**Task brief:** State only how many lines contain the string "Force".

Figure contents as structured data:
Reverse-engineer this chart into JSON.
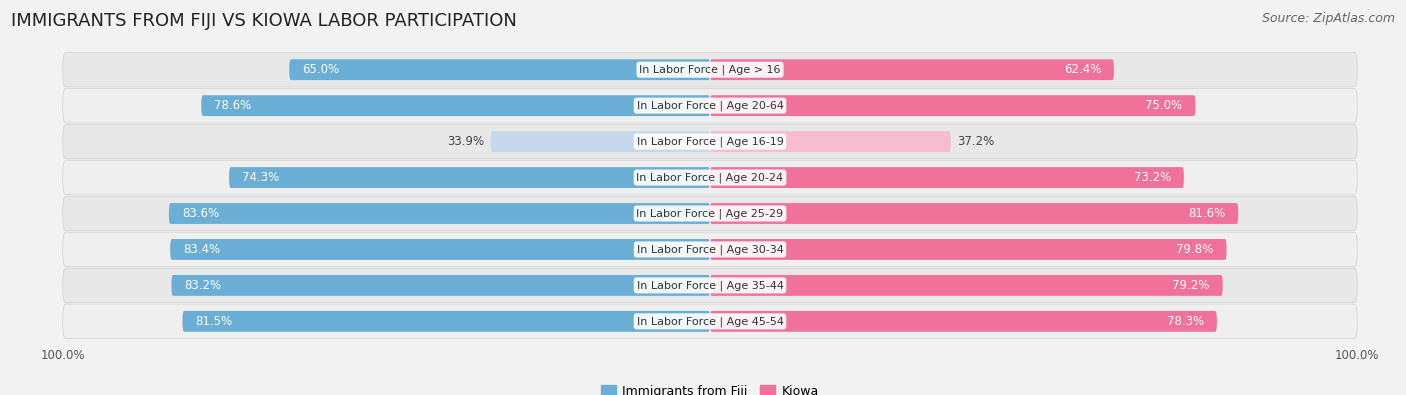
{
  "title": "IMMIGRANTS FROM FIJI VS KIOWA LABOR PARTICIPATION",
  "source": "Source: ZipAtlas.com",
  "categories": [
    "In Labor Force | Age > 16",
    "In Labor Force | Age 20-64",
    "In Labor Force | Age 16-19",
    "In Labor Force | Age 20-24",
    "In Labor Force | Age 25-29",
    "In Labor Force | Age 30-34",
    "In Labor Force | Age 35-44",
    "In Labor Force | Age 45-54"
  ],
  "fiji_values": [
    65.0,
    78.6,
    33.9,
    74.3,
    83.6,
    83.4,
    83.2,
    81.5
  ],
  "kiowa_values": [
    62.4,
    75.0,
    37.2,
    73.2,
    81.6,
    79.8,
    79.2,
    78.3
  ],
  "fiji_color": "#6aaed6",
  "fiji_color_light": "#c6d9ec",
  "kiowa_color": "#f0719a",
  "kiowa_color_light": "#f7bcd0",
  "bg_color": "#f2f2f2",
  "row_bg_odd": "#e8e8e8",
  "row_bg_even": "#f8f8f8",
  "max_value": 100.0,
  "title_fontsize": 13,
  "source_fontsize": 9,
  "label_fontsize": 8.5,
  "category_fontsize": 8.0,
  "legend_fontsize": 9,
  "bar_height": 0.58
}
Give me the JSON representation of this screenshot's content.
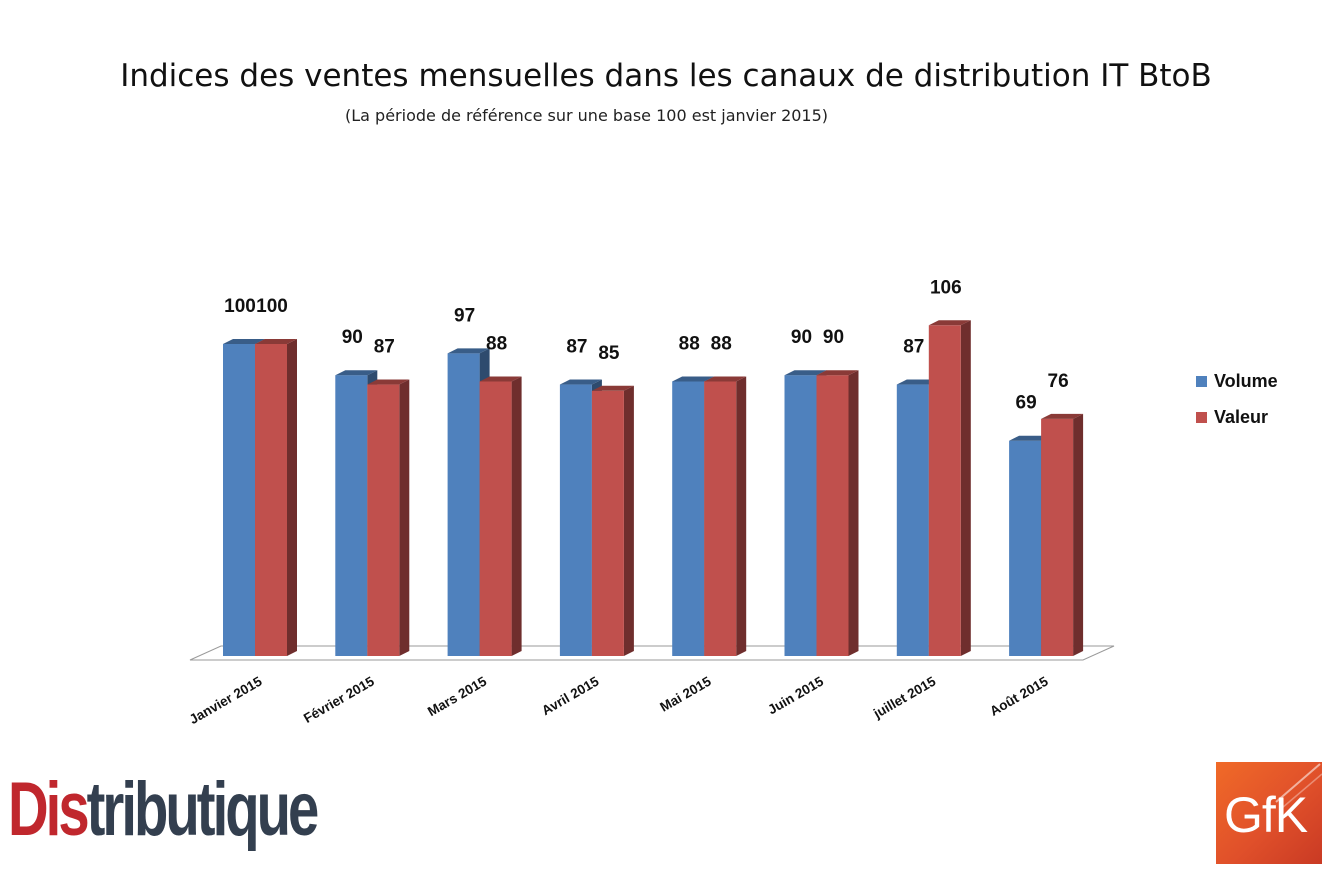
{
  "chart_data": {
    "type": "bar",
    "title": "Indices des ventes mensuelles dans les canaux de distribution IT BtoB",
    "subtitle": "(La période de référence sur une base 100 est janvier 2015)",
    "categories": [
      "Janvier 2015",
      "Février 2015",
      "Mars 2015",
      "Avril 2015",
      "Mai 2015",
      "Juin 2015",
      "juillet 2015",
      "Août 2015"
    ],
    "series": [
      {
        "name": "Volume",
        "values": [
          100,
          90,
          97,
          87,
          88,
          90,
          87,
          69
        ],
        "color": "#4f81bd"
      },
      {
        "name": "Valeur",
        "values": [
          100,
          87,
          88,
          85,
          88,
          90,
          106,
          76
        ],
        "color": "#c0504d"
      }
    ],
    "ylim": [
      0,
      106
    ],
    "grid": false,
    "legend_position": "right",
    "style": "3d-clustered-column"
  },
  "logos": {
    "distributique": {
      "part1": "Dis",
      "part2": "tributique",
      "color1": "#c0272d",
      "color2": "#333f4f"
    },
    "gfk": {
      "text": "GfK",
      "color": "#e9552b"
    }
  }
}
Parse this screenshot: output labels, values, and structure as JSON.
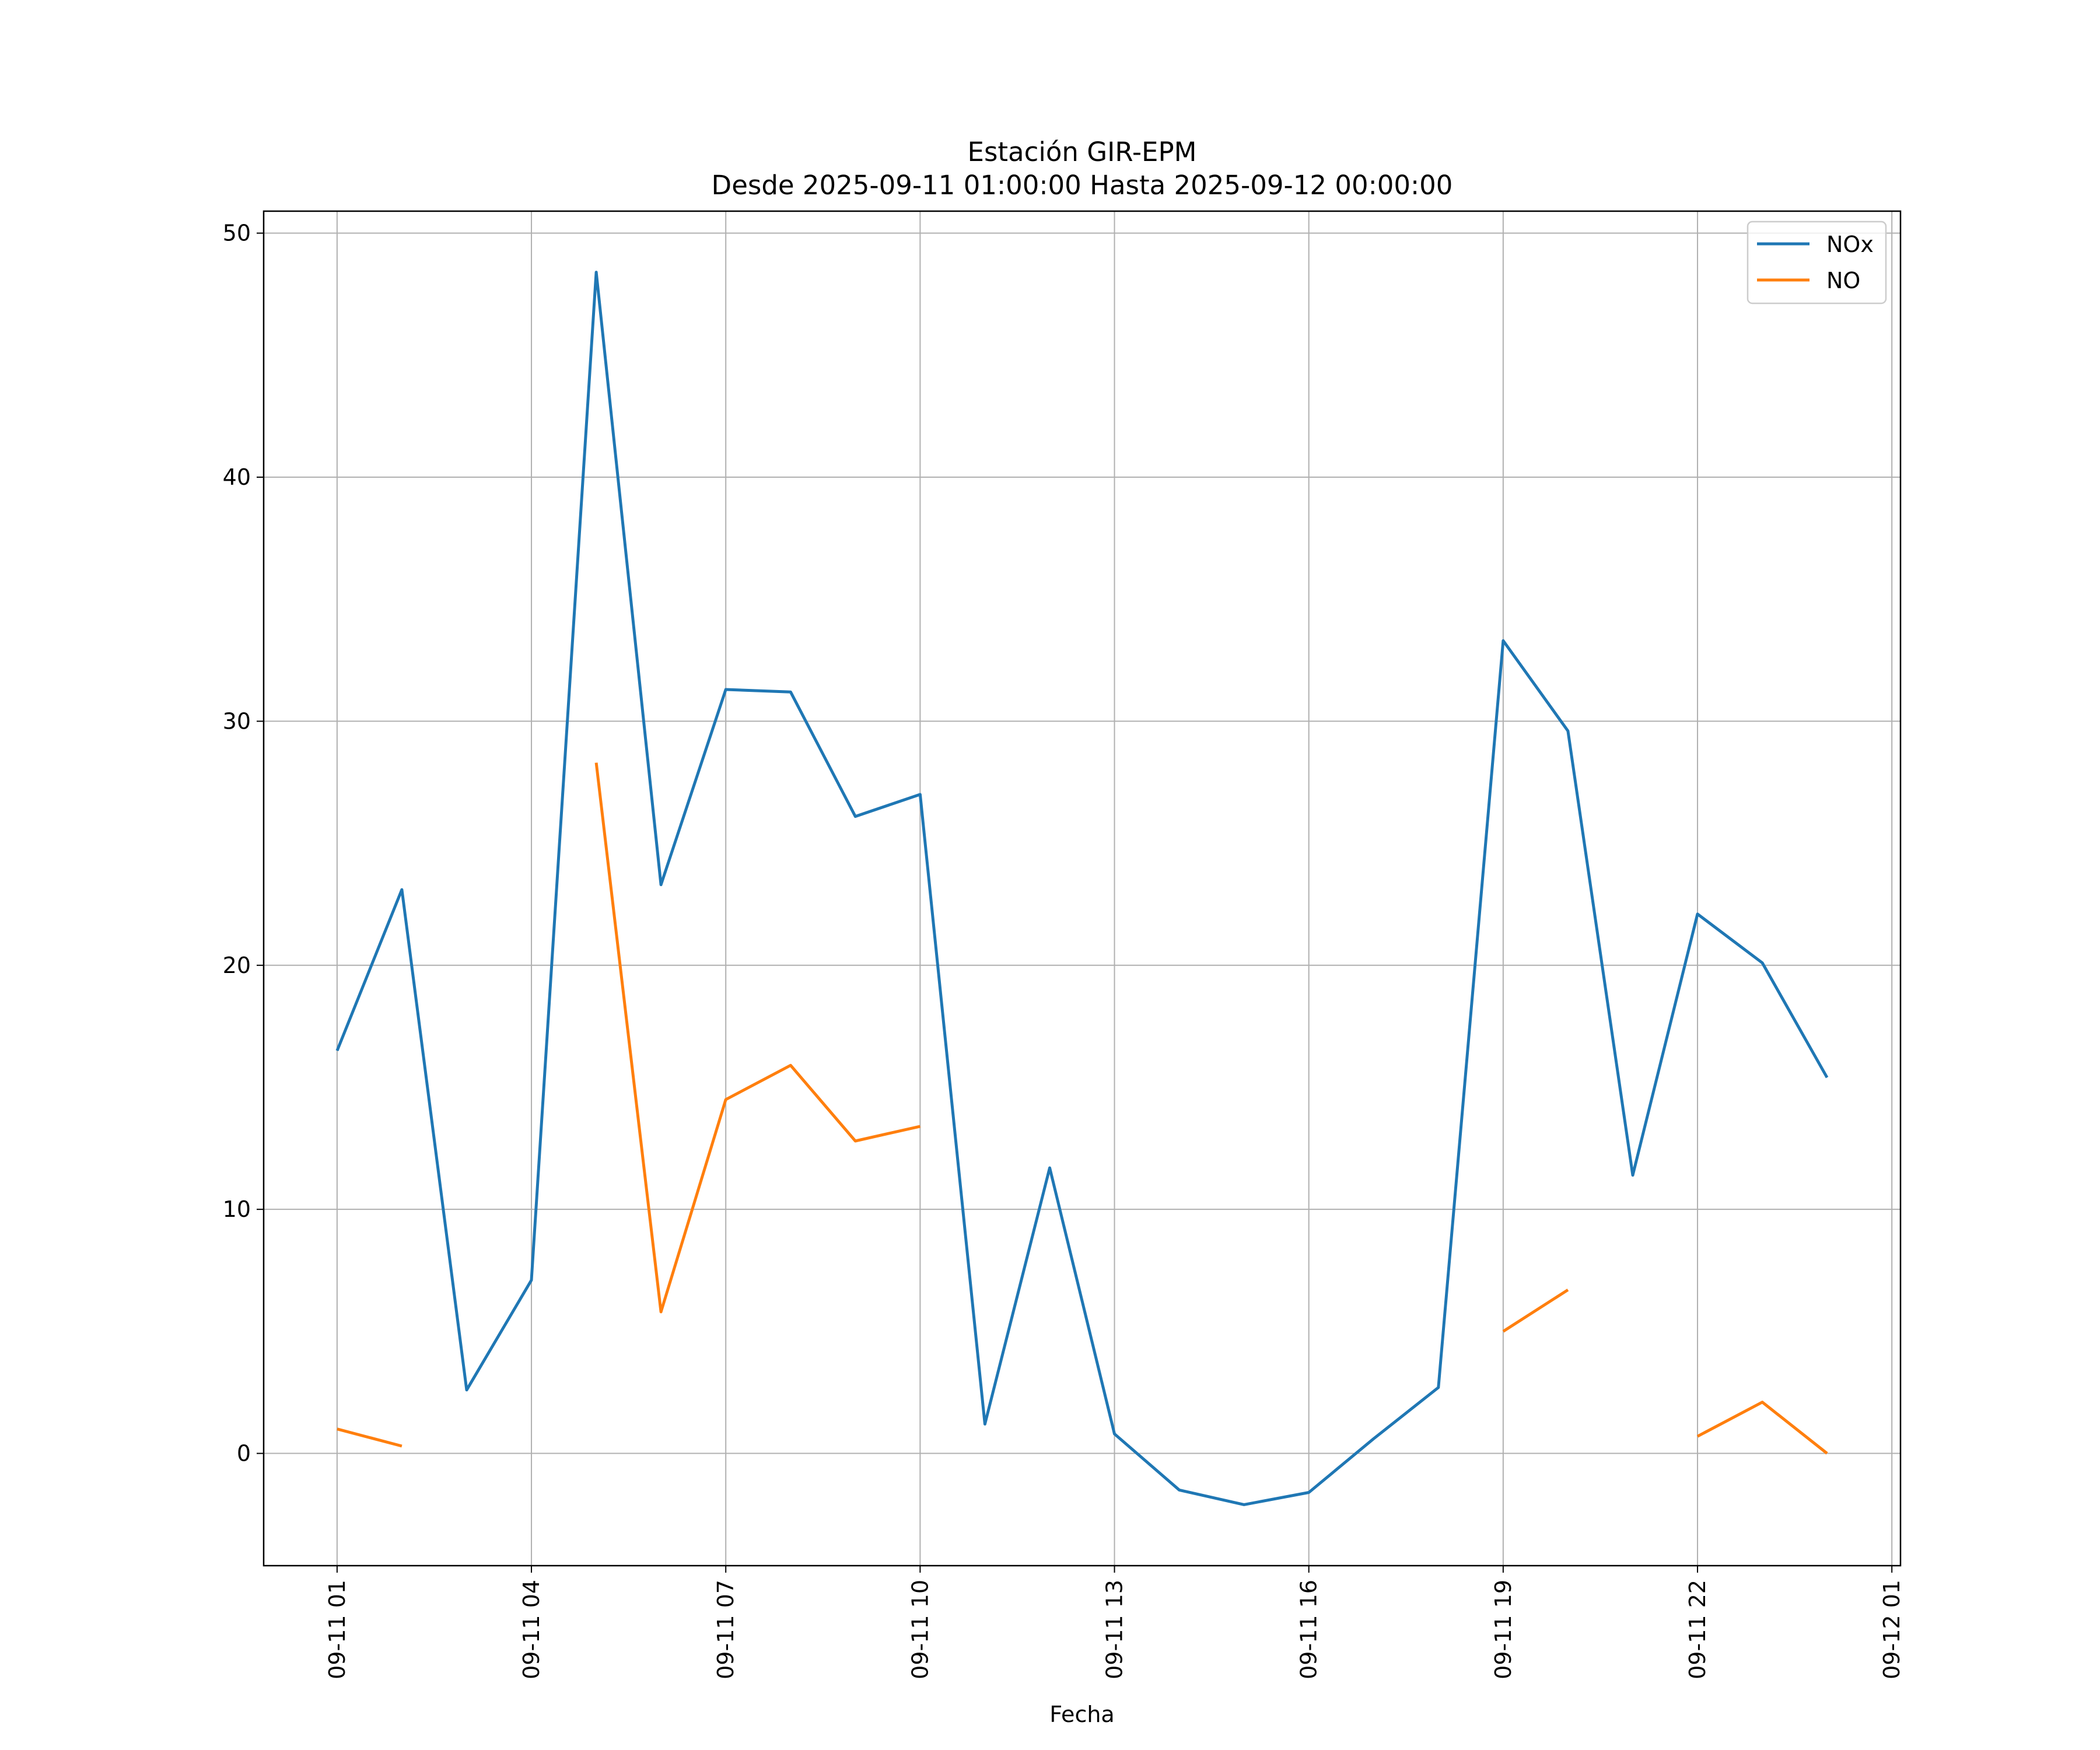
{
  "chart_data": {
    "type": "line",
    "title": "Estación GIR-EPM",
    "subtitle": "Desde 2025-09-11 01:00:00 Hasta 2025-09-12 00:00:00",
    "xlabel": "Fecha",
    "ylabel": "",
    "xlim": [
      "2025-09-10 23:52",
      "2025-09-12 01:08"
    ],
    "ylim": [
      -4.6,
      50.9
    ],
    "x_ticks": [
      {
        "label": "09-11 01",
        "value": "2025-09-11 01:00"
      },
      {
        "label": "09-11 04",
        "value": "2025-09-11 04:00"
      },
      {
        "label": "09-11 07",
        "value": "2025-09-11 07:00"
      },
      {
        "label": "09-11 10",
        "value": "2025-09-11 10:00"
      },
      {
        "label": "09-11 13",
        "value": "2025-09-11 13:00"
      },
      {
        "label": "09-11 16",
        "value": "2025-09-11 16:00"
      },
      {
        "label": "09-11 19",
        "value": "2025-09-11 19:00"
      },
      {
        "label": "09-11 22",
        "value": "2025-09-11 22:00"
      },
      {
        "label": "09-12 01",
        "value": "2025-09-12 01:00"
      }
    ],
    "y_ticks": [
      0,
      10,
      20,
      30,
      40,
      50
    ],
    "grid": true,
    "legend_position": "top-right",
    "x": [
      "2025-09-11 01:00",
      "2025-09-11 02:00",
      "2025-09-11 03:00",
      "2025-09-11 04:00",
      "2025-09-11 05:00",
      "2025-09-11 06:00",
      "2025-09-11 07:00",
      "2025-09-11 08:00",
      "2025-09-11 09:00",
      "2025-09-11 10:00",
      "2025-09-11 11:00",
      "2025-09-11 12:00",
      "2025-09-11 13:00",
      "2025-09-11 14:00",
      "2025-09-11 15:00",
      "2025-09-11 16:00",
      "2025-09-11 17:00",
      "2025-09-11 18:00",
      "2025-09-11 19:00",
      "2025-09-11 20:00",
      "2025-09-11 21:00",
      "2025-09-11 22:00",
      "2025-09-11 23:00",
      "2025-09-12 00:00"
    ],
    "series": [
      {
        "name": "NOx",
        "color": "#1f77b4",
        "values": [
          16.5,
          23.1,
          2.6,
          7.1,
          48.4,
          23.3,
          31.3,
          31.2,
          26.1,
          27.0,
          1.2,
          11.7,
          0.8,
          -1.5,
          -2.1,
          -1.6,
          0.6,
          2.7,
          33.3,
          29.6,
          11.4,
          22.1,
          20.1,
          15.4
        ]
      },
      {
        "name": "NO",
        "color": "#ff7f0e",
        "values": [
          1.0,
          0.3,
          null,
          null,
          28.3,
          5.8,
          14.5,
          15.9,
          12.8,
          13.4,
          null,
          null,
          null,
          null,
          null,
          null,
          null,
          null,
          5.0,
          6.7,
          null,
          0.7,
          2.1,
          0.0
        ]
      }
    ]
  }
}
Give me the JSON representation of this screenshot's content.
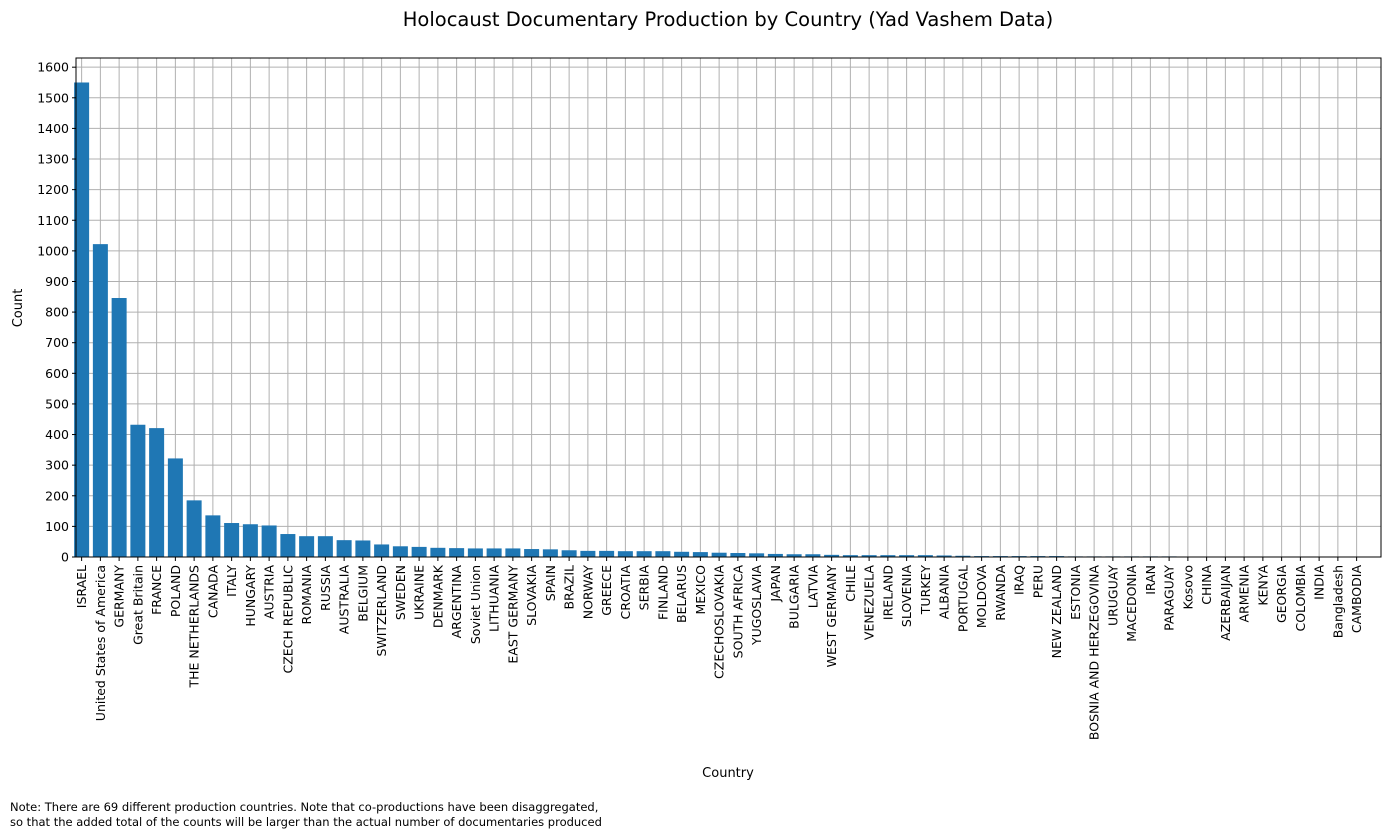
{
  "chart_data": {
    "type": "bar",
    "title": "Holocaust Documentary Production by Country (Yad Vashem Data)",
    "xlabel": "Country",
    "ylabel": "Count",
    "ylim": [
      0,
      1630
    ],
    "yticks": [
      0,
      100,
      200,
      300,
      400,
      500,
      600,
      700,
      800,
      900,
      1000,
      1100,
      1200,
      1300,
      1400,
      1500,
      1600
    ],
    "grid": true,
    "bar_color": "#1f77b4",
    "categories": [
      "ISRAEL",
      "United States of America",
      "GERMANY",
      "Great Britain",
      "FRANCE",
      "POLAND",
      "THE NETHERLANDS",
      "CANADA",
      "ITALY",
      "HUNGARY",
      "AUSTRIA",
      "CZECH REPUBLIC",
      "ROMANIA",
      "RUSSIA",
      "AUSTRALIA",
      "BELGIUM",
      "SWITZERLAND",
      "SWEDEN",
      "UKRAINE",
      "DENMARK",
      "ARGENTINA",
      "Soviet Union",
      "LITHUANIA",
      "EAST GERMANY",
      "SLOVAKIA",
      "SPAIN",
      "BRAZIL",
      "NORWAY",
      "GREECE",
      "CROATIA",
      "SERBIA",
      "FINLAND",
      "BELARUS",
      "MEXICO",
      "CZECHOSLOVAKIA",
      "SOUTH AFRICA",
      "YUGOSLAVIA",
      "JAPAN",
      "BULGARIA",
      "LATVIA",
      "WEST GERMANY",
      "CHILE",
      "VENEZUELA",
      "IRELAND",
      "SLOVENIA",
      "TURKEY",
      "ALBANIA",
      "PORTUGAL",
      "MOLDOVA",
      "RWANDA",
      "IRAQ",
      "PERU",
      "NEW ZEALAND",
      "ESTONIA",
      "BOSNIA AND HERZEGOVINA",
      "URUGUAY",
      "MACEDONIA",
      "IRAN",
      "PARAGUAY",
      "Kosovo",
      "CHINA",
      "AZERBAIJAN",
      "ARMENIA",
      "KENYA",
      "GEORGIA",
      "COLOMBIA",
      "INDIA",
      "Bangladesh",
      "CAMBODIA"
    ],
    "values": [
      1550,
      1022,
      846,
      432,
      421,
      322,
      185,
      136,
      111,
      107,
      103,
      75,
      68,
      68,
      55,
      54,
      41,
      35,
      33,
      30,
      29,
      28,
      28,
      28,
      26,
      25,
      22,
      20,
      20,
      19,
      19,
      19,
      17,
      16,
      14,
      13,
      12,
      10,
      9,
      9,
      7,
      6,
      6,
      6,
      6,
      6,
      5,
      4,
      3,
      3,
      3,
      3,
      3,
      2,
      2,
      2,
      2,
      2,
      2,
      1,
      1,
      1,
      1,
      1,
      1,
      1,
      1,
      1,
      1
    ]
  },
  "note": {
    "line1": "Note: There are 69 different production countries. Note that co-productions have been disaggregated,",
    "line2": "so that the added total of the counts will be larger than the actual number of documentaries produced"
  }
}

**Solution to this exercise:** 8